(Entries from a visual dataset)
>>>
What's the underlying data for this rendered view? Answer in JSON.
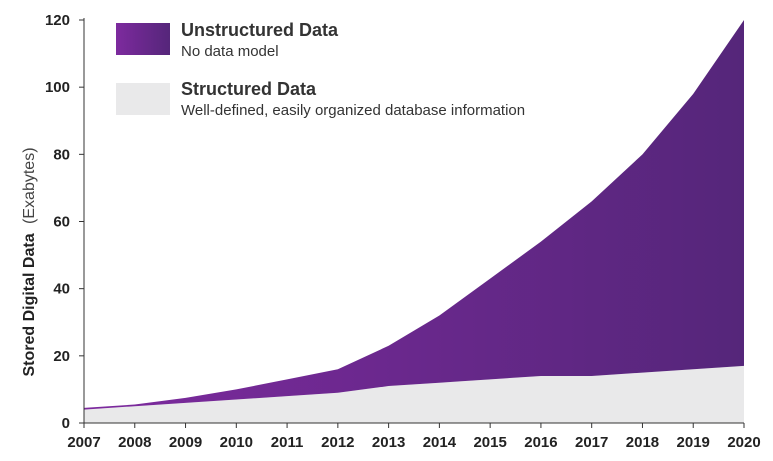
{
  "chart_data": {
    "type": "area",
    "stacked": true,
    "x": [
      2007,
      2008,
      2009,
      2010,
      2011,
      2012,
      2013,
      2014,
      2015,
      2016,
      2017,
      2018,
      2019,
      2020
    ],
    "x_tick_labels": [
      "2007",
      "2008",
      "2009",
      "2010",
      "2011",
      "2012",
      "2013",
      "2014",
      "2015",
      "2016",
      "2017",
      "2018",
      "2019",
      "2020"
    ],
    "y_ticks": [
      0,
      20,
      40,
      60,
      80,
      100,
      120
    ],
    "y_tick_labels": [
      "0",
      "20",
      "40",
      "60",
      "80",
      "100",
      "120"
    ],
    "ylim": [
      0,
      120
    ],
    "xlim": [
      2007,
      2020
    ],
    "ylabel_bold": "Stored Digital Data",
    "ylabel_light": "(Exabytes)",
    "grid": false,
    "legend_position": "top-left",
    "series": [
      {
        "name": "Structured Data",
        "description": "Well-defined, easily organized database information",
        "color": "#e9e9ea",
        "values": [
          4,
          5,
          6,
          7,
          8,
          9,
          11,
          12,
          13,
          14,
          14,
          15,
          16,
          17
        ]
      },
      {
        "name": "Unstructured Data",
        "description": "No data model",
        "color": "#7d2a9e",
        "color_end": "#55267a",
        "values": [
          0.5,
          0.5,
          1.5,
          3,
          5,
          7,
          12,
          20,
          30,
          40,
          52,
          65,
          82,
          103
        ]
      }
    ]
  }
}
<<<
TASK BRIEF:
Repeat every record above exactly, but leave out any pictures.

FINISHED ANSWER:
What's the underlying data for this rendered view? Answer in JSON.
{
  "chart_data": {
    "type": "area",
    "stacked": true,
    "x": [
      2007,
      2008,
      2009,
      2010,
      2011,
      2012,
      2013,
      2014,
      2015,
      2016,
      2017,
      2018,
      2019,
      2020
    ],
    "x_tick_labels": [
      "2007",
      "2008",
      "2009",
      "2010",
      "2011",
      "2012",
      "2013",
      "2014",
      "2015",
      "2016",
      "2017",
      "2018",
      "2019",
      "2020"
    ],
    "y_ticks": [
      0,
      20,
      40,
      60,
      80,
      100,
      120
    ],
    "y_tick_labels": [
      "0",
      "20",
      "40",
      "60",
      "80",
      "100",
      "120"
    ],
    "ylim": [
      0,
      120
    ],
    "xlim": [
      2007,
      2020
    ],
    "ylabel_bold": "Stored Digital Data",
    "ylabel_light": "(Exabytes)",
    "grid": false,
    "legend_position": "top-left",
    "series": [
      {
        "name": "Structured Data",
        "description": "Well-defined, easily organized database information",
        "color": "#e9e9ea",
        "values": [
          4,
          5,
          6,
          7,
          8,
          9,
          11,
          12,
          13,
          14,
          14,
          15,
          16,
          17
        ]
      },
      {
        "name": "Unstructured Data",
        "description": "No data model",
        "color": "#7d2a9e",
        "color_end": "#55267a",
        "values": [
          0.5,
          0.5,
          1.5,
          3,
          5,
          7,
          12,
          20,
          30,
          40,
          52,
          65,
          82,
          103
        ]
      }
    ]
  }
}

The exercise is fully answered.